*Description of the task*
Your task is to give the data again, exactly, with every line intact.

*Listed records*
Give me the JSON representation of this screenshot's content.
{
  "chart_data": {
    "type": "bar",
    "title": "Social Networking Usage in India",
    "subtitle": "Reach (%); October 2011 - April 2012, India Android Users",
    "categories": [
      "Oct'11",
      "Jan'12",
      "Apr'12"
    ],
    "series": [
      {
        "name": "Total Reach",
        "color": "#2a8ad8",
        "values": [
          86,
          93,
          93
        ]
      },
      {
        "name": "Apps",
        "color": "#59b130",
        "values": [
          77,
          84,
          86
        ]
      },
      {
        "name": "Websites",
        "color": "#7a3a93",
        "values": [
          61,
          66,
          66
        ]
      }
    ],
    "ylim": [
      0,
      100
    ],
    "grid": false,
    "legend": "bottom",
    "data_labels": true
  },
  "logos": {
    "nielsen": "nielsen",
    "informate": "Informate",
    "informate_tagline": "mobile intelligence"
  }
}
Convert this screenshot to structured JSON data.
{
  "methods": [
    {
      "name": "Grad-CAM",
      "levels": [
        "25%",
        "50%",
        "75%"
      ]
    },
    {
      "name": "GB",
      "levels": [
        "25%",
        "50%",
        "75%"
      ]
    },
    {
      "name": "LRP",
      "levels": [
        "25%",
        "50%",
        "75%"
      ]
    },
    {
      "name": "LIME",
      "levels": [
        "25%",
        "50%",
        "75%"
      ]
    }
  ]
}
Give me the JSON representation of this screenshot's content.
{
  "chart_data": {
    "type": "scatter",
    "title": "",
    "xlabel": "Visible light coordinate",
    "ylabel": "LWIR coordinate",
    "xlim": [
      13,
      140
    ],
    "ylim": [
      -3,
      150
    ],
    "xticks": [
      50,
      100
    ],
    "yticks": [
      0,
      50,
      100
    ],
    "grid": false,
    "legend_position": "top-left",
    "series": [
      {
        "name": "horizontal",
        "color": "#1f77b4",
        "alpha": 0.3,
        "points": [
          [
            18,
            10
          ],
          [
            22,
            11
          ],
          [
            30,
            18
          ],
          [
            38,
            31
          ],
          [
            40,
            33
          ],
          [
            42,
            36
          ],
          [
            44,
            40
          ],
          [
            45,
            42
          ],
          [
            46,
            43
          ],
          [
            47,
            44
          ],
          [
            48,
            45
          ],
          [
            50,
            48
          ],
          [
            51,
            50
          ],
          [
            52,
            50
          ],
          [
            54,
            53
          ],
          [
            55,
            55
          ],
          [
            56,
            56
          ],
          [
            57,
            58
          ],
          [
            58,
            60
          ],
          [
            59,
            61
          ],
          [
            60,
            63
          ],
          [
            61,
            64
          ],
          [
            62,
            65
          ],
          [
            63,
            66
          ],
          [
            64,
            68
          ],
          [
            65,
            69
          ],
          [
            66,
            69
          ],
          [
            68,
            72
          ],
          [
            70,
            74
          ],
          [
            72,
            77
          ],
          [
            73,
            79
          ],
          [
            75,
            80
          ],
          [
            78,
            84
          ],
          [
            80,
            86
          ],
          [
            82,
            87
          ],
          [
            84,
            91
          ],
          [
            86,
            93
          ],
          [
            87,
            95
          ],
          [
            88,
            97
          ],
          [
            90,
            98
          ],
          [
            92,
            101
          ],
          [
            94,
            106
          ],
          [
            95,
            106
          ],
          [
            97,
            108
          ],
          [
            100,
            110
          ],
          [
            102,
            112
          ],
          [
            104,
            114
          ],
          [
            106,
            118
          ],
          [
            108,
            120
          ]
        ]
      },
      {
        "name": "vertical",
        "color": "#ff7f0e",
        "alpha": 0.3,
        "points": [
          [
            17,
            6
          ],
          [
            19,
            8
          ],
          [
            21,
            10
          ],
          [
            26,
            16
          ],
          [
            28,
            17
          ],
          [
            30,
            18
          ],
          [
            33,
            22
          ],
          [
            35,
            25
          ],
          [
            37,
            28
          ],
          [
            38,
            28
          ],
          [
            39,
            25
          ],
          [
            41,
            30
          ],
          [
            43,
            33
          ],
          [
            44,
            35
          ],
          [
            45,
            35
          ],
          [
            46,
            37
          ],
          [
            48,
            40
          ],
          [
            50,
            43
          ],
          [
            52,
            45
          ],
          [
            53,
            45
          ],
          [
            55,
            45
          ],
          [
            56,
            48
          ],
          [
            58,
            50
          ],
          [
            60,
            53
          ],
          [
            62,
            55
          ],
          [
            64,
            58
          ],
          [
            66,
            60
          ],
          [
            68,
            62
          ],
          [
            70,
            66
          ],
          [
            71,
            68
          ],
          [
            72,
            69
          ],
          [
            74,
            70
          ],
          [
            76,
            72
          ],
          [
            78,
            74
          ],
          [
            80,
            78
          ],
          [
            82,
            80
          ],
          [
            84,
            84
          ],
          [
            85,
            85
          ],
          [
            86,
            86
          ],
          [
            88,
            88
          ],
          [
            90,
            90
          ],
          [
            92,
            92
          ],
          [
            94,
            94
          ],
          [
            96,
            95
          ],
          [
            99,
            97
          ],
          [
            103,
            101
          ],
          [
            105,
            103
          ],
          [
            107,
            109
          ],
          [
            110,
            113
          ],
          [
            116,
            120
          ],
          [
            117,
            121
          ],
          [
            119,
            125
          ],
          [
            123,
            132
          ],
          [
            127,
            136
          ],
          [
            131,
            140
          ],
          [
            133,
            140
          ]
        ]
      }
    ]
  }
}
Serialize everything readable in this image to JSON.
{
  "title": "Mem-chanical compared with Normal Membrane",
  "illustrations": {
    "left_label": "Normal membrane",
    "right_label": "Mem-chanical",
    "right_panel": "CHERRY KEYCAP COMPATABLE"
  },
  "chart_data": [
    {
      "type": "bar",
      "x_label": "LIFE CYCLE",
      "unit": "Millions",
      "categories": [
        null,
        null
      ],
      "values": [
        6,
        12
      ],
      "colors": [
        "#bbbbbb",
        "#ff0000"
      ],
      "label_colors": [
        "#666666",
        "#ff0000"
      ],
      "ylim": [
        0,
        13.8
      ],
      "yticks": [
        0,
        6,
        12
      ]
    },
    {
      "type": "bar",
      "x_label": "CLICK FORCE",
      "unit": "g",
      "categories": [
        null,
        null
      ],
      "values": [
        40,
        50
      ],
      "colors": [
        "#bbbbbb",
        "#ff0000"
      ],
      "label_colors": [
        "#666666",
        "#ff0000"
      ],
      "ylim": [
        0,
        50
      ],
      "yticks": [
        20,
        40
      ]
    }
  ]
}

*Response*
Give me the JSON representation of this screenshot's content.
{
  "chart_data": {
    "type": "bar",
    "title": "Social Networking Usage in India",
    "subtitle": "Reach (%); October 2011 - April 2012, India Android Users",
    "categories": [
      "Oct'11",
      "Jan'12",
      "Apr'12"
    ],
    "series": [
      {
        "name": "Total Reach",
        "color": "#2a8ad8",
        "values": [
          86,
          93,
          93
        ]
      },
      {
        "name": "Apps",
        "color": "#59b130",
        "values": [
          77,
          84,
          86
        ]
      },
      {
        "name": "Websites",
        "color": "#7a3a93",
        "values": [
          61,
          66,
          66
        ]
      }
    ],
    "ylim": [
      0,
      100
    ],
    "grid": false,
    "legend": "bottom",
    "data_labels": true
  },
  "logos": {
    "nielsen": "nielsen",
    "informate": "Informate",
    "informate_tagline": "mobile intelligence"
  }
}
Convert this screenshot to structured JSON data.
{
  "methods": [
    {
      "name": "Grad-CAM",
      "levels": [
        "25%",
        "50%",
        "75%"
      ]
    },
    {
      "name": "GB",
      "levels": [
        "25%",
        "50%",
        "75%"
      ]
    },
    {
      "name": "LRP",
      "levels": [
        "25%",
        "50%",
        "75%"
      ]
    },
    {
      "name": "LIME",
      "levels": [
        "25%",
        "50%",
        "75%"
      ]
    }
  ]
}
Give me the JSON representation of this screenshot's content.
{
  "chart_data": {
    "type": "scatter",
    "title": "",
    "xlabel": "Visible light coordinate",
    "ylabel": "LWIR coordinate",
    "xlim": [
      13,
      140
    ],
    "ylim": [
      -3,
      150
    ],
    "xticks": [
      50,
      100
    ],
    "yticks": [
      0,
      50,
      100
    ],
    "grid": false,
    "legend_position": "top-left",
    "series": [
      {
        "name": "horizontal",
        "color": "#1f77b4",
        "alpha": 0.3,
        "points": [
          [
            18,
            10
          ],
          [
            22,
            11
          ],
          [
            30,
            18
          ],
          [
            38,
            31
          ],
          [
            40,
            33
          ],
          [
            42,
            36
          ],
          [
            44,
            40
          ],
          [
            45,
            42
          ],
          [
            46,
            43
          ],
          [
            47,
            44
          ],
          [
            48,
            45
          ],
          [
            50,
            48
          ],
          [
            51,
            50
          ],
          [
            52,
            50
          ],
          [
            54,
            53
          ],
          [
            55,
            55
          ],
          [
            56,
            56
          ],
          [
            57,
            58
          ],
          [
            58,
            60
          ],
          [
            59,
            61
          ],
          [
            60,
            63
          ],
          [
            61,
            64
          ],
          [
            62,
            65
          ],
          [
            63,
            66
          ],
          [
            64,
            68
          ],
          [
            65,
            69
          ],
          [
            66,
            69
          ],
          [
            68,
            72
          ],
          [
            70,
            74
          ],
          [
            72,
            77
          ],
          [
            73,
            79
          ],
          [
            75,
            80
          ],
          [
            78,
            84
          ],
          [
            80,
            86
          ],
          [
            82,
            87
          ],
          [
            84,
            91
          ],
          [
            86,
            93
          ],
          [
            87,
            95
          ],
          [
            88,
            97
          ],
          [
            90,
            98
          ],
          [
            92,
            101
          ],
          [
            94,
            106
          ],
          [
            95,
            106
          ],
          [
            97,
            108
          ],
          [
            100,
            110
          ],
          [
            102,
            112
          ],
          [
            104,
            114
          ],
          [
            106,
            118
          ],
          [
            108,
            120
          ]
        ]
      },
      {
        "name": "vertical",
        "color": "#ff7f0e",
        "alpha": 0.3,
        "points": [
          [
            17,
            6
          ],
          [
            19,
            8
          ],
          [
            21,
            10
          ],
          [
            26,
            16
          ],
          [
            28,
            17
          ],
          [
            30,
            18
          ],
          [
            33,
            22
          ],
          [
            35,
            25
          ],
          [
            37,
            28
          ],
          [
            38,
            28
          ],
          [
            39,
            25
          ],
          [
            41,
            30
          ],
          [
            43,
            33
          ],
          [
            44,
            35
          ],
          [
            45,
            35
          ],
          [
            46,
            37
          ],
          [
            48,
            40
          ],
          [
            50,
            43
          ],
          [
            52,
            45
          ],
          [
            53,
            45
          ],
          [
            55,
            45
          ],
          [
            56,
            48
          ],
          [
            58,
            50
          ],
          [
            60,
            53
          ],
          [
            62,
            55
          ],
          [
            64,
            58
          ],
          [
            66,
            60
          ],
          [
            68,
            62
          ],
          [
            70,
            66
          ],
          [
            71,
            68
          ],
          [
            72,
            69
          ],
          [
            74,
            70
          ],
          [
            76,
            72
          ],
          [
            78,
            74
          ],
          [
            80,
            78
          ],
          [
            82,
            80
          ],
          [
            84,
            84
          ],
          [
            85,
            85
          ],
          [
            86,
            86
          ],
          [
            88,
            88
          ],
          [
            90,
            90
          ],
          [
            92,
            92
          ],
          [
            94,
            94
          ],
          [
            96,
            95
          ],
          [
            99,
            97
          ],
          [
            103,
            101
          ],
          [
            105,
            103
          ],
          [
            107,
            109
          ],
          [
            110,
            113
          ],
          [
            116,
            120
          ],
          [
            117,
            121
          ],
          [
            119,
            125
          ],
          [
            123,
            132
          ],
          [
            127,
            136
          ],
          [
            131,
            140
          ],
          [
            133,
            140
          ]
        ]
      }
    ]
  }
}
Serialize everything readable in this image to JSON.
{
  "title": "Mem-chanical compared with Normal Membrane",
  "illustrations": {
    "left_label": "Normal membrane",
    "right_label": "Mem-chanical",
    "right_panel": "CHERRY KEYCAP COMPATABLE"
  },
  "chart_data": [
    {
      "type": "bar",
      "x_label": "LIFE CYCLE",
      "unit": "Millions",
      "categories": [
        null,
        null
      ],
      "values": [
        6,
        12
      ],
      "colors": [
        "#bbbbbb",
        "#ff0000"
      ],
      "label_colors": [
        "#666666",
        "#ff0000"
      ],
      "ylim": [
        0,
        13.8
      ],
      "yticks": [
        0,
        6,
        12
      ]
    },
    {
      "type": "bar",
      "x_label": "CLICK FORCE",
      "unit": "g",
      "categories": [
        null,
        null
      ],
      "values": [
        40,
        50
      ],
      "colors": [
        "#bbbbbb",
        "#ff0000"
      ],
      "label_colors": [
        "#666666",
        "#ff0000"
      ],
      "ylim": [
        0,
        50
      ],
      "yticks": [
        20,
        40
      ]
    }
  ]
}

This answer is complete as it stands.